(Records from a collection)
==*==
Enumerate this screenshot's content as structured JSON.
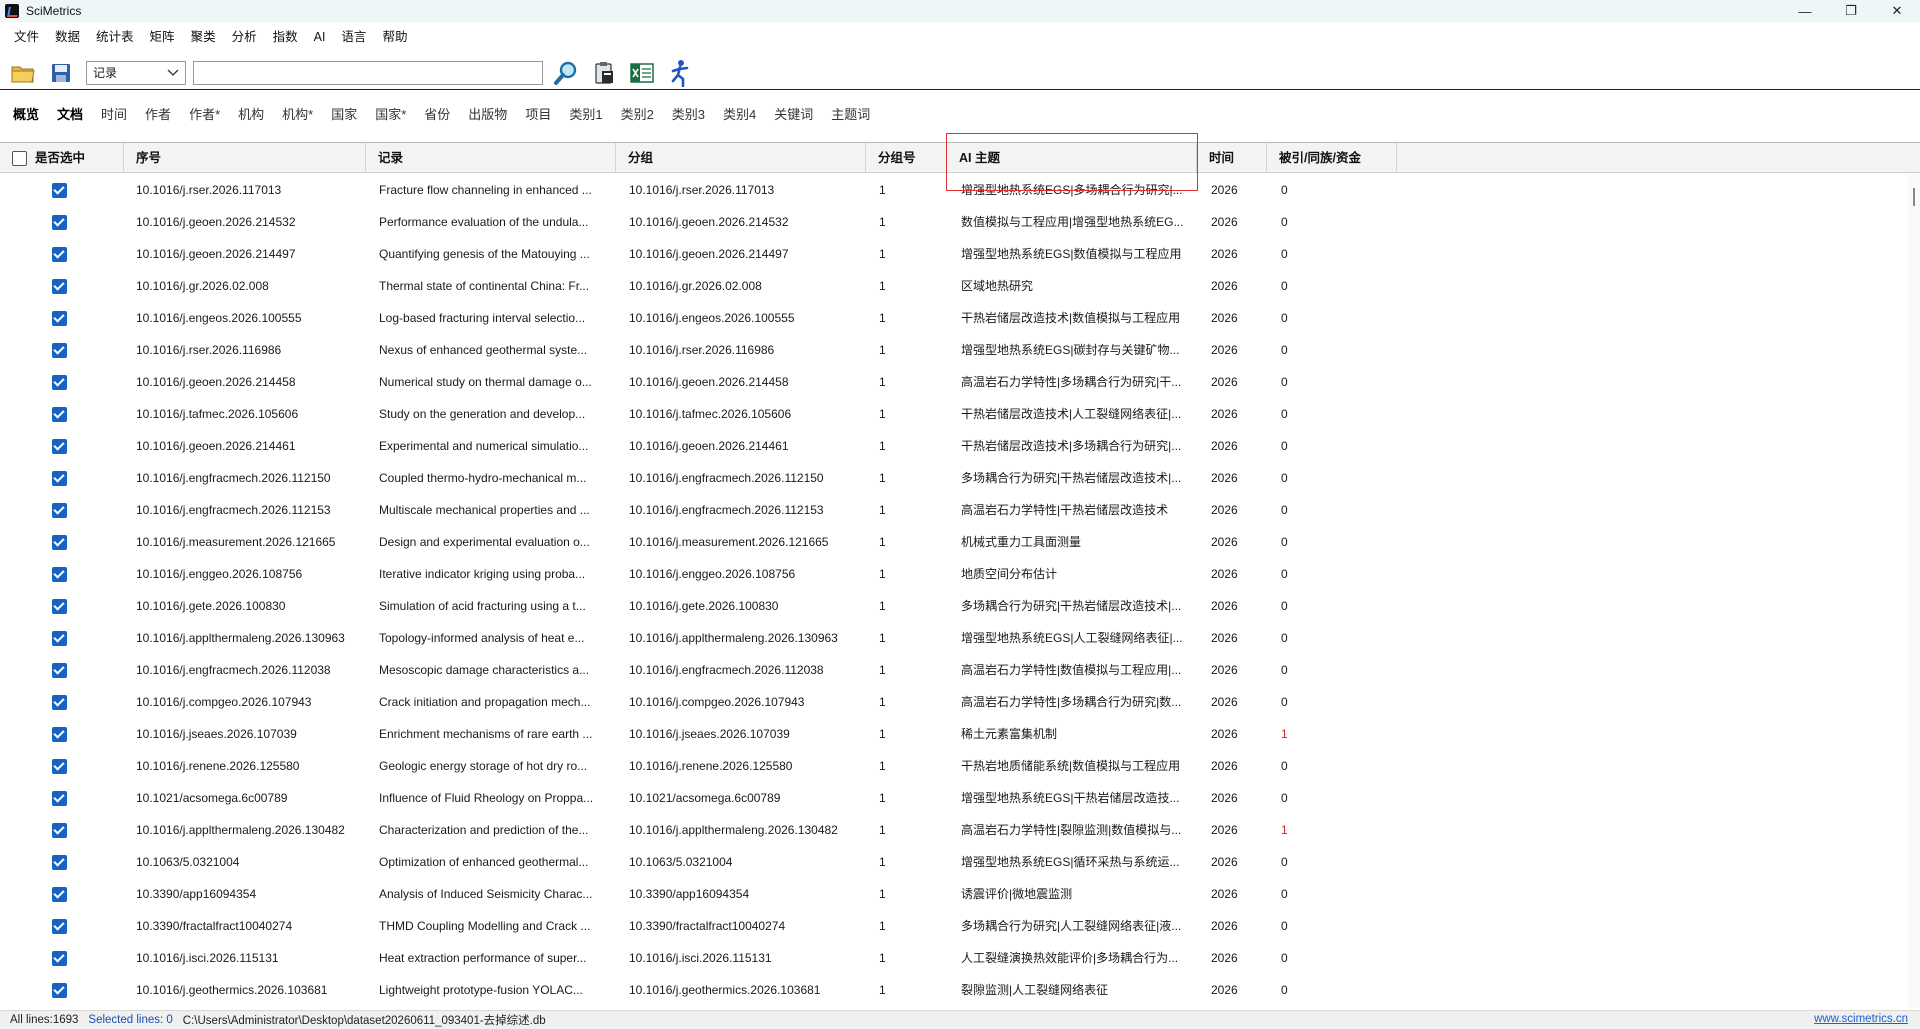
{
  "window": {
    "title": "SciMetrics"
  },
  "menu": [
    "文件",
    "数据",
    "统计表",
    "矩阵",
    "聚类",
    "分析",
    "指数",
    "AI",
    "语言",
    "帮助"
  ],
  "toolbar": {
    "select_value": "记录",
    "search_value": ""
  },
  "tabs": [
    {
      "label": "概览",
      "active": false
    },
    {
      "label": "文档",
      "active": true
    },
    {
      "label": "时间",
      "active": false
    },
    {
      "label": "作者",
      "active": false
    },
    {
      "label": "作者*",
      "active": false
    },
    {
      "label": "机构",
      "active": false
    },
    {
      "label": "机构*",
      "active": false
    },
    {
      "label": "国家",
      "active": false
    },
    {
      "label": "国家*",
      "active": false
    },
    {
      "label": "省份",
      "active": false
    },
    {
      "label": "出版物",
      "active": false
    },
    {
      "label": "项目",
      "active": false
    },
    {
      "label": "类别1",
      "active": false
    },
    {
      "label": "类别2",
      "active": false
    },
    {
      "label": "类别3",
      "active": false
    },
    {
      "label": "类别4",
      "active": false
    },
    {
      "label": "关键词",
      "active": false
    },
    {
      "label": "主题词",
      "active": false
    }
  ],
  "table": {
    "columns": [
      "是否选中",
      "序号",
      "记录",
      "分组",
      "分组号",
      "AI 主题",
      "时间",
      "被引/同族/资金"
    ],
    "rows": [
      {
        "id": "10.1016/j.rser.2026.117013",
        "record": "Fracture flow channeling in enhanced ...",
        "group": "10.1016/j.rser.2026.117013",
        "gno": "1",
        "topic": "增强型地热系统EGS|多场耦合行为研究|...",
        "year": "2026",
        "cited": "0"
      },
      {
        "id": "10.1016/j.geoen.2026.214532",
        "record": "Performance evaluation of the undula...",
        "group": "10.1016/j.geoen.2026.214532",
        "gno": "1",
        "topic": "数值模拟与工程应用|增强型地热系统EG...",
        "year": "2026",
        "cited": "0"
      },
      {
        "id": "10.1016/j.geoen.2026.214497",
        "record": "Quantifying genesis of the Matouying ...",
        "group": "10.1016/j.geoen.2026.214497",
        "gno": "1",
        "topic": "增强型地热系统EGS|数值模拟与工程应用",
        "year": "2026",
        "cited": "0"
      },
      {
        "id": "10.1016/j.gr.2026.02.008",
        "record": "Thermal state of continental China: Fr...",
        "group": "10.1016/j.gr.2026.02.008",
        "gno": "1",
        "topic": "区域地热研究",
        "year": "2026",
        "cited": "0"
      },
      {
        "id": "10.1016/j.engeos.2026.100555",
        "record": "Log-based fracturing interval selectio...",
        "group": "10.1016/j.engeos.2026.100555",
        "gno": "1",
        "topic": "干热岩储层改造技术|数值模拟与工程应用",
        "year": "2026",
        "cited": "0"
      },
      {
        "id": "10.1016/j.rser.2026.116986",
        "record": "Nexus of enhanced geothermal syste...",
        "group": "10.1016/j.rser.2026.116986",
        "gno": "1",
        "topic": "增强型地热系统EGS|碳封存与关键矿物...",
        "year": "2026",
        "cited": "0"
      },
      {
        "id": "10.1016/j.geoen.2026.214458",
        "record": "Numerical study on thermal damage o...",
        "group": "10.1016/j.geoen.2026.214458",
        "gno": "1",
        "topic": "高温岩石力学特性|多场耦合行为研究|干...",
        "year": "2026",
        "cited": "0"
      },
      {
        "id": "10.1016/j.tafmec.2026.105606",
        "record": "Study on the generation and develop...",
        "group": "10.1016/j.tafmec.2026.105606",
        "gno": "1",
        "topic": "干热岩储层改造技术|人工裂缝网络表征|...",
        "year": "2026",
        "cited": "0"
      },
      {
        "id": "10.1016/j.geoen.2026.214461",
        "record": "Experimental and numerical simulatio...",
        "group": "10.1016/j.geoen.2026.214461",
        "gno": "1",
        "topic": "干热岩储层改造技术|多场耦合行为研究|...",
        "year": "2026",
        "cited": "0"
      },
      {
        "id": "10.1016/j.engfracmech.2026.112150",
        "record": "Coupled thermo-hydro-mechanical m...",
        "group": "10.1016/j.engfracmech.2026.112150",
        "gno": "1",
        "topic": "多场耦合行为研究|干热岩储层改造技术|...",
        "year": "2026",
        "cited": "0"
      },
      {
        "id": "10.1016/j.engfracmech.2026.112153",
        "record": "Multiscale mechanical properties and ...",
        "group": "10.1016/j.engfracmech.2026.112153",
        "gno": "1",
        "topic": "高温岩石力学特性|干热岩储层改造技术",
        "year": "2026",
        "cited": "0"
      },
      {
        "id": "10.1016/j.measurement.2026.121665",
        "record": "Design and experimental evaluation o...",
        "group": "10.1016/j.measurement.2026.121665",
        "gno": "1",
        "topic": "机械式重力工具面测量",
        "year": "2026",
        "cited": "0"
      },
      {
        "id": "10.1016/j.enggeo.2026.108756",
        "record": "Iterative indicator kriging using proba...",
        "group": "10.1016/j.enggeo.2026.108756",
        "gno": "1",
        "topic": "地质空间分布估计",
        "year": "2026",
        "cited": "0"
      },
      {
        "id": "10.1016/j.gete.2026.100830",
        "record": "Simulation of acid fracturing using a t...",
        "group": "10.1016/j.gete.2026.100830",
        "gno": "1",
        "topic": "多场耦合行为研究|干热岩储层改造技术|...",
        "year": "2026",
        "cited": "0"
      },
      {
        "id": "10.1016/j.applthermaleng.2026.130963",
        "record": "Topology-informed analysis of heat e...",
        "group": "10.1016/j.applthermaleng.2026.130963",
        "gno": "1",
        "topic": "增强型地热系统EGS|人工裂缝网络表征|...",
        "year": "2026",
        "cited": "0"
      },
      {
        "id": "10.1016/j.engfracmech.2026.112038",
        "record": "Mesoscopic damage characteristics a...",
        "group": "10.1016/j.engfracmech.2026.112038",
        "gno": "1",
        "topic": "高温岩石力学特性|数值模拟与工程应用|...",
        "year": "2026",
        "cited": "0"
      },
      {
        "id": "10.1016/j.compgeo.2026.107943",
        "record": "Crack initiation and propagation mech...",
        "group": "10.1016/j.compgeo.2026.107943",
        "gno": "1",
        "topic": "高温岩石力学特性|多场耦合行为研究|数...",
        "year": "2026",
        "cited": "0"
      },
      {
        "id": "10.1016/j.jseaes.2026.107039",
        "record": "Enrichment mechanisms of rare earth ...",
        "group": "10.1016/j.jseaes.2026.107039",
        "gno": "1",
        "topic": "稀土元素富集机制",
        "year": "2026",
        "cited": "1"
      },
      {
        "id": "10.1016/j.renene.2026.125580",
        "record": "Geologic energy storage of hot dry ro...",
        "group": "10.1016/j.renene.2026.125580",
        "gno": "1",
        "topic": "干热岩地质储能系统|数值模拟与工程应用",
        "year": "2026",
        "cited": "0"
      },
      {
        "id": "10.1021/acsomega.6c00789",
        "record": "Influence of Fluid Rheology on Proppa...",
        "group": "10.1021/acsomega.6c00789",
        "gno": "1",
        "topic": "增强型地热系统EGS|干热岩储层改造技...",
        "year": "2026",
        "cited": "0"
      },
      {
        "id": "10.1016/j.applthermaleng.2026.130482",
        "record": "Characterization and prediction of the...",
        "group": "10.1016/j.applthermaleng.2026.130482",
        "gno": "1",
        "topic": "高温岩石力学特性|裂隙监测|数值模拟与...",
        "year": "2026",
        "cited": "1"
      },
      {
        "id": "10.1063/5.0321004",
        "record": "Optimization of enhanced geothermal...",
        "group": "10.1063/5.0321004",
        "gno": "1",
        "topic": "增强型地热系统EGS|循环采热与系统运...",
        "year": "2026",
        "cited": "0"
      },
      {
        "id": "10.3390/app16094354",
        "record": "Analysis of Induced Seismicity Charac...",
        "group": "10.3390/app16094354",
        "gno": "1",
        "topic": "诱震评价|微地震监测",
        "year": "2026",
        "cited": "0"
      },
      {
        "id": "10.3390/fractalfract10040274",
        "record": "THMD Coupling Modelling and Crack ...",
        "group": "10.3390/fractalfract10040274",
        "gno": "1",
        "topic": "多场耦合行为研究|人工裂缝网络表征|液...",
        "year": "2026",
        "cited": "0"
      },
      {
        "id": "10.1016/j.isci.2026.115131",
        "record": "Heat extraction performance of super...",
        "group": "10.1016/j.isci.2026.115131",
        "gno": "1",
        "topic": "人工裂缝演换热效能评价|多场耦合行为...",
        "year": "2026",
        "cited": "0"
      },
      {
        "id": "10.1016/j.geothermics.2026.103681",
        "record": "Lightweight prototype-fusion YOLAC...",
        "group": "10.1016/j.geothermics.2026.103681",
        "gno": "1",
        "topic": "裂隙监测|人工裂缝网络表征",
        "year": "2026",
        "cited": "0"
      }
    ]
  },
  "status": {
    "all_lines": "All lines:1693",
    "selected_lines": "Selected lines: 0",
    "path": "C:\\Users\\Administrator\\Desktop\\dataset20260611_093401-去掉综述.db",
    "link": "www.scimetrics.cn"
  },
  "colors": {
    "accent": "#1565c0",
    "highlight_box": "#e03030",
    "cited_nonzero": "#c62828"
  }
}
==*==
TASK DIRECTIONS: Show all lines from the records above where the word "evaluation" occurs.

ANSWER TO THE PROBLEM:
        "record": "Performance evaluation of the undula...",
        "record": "Design and experimental evaluation o...",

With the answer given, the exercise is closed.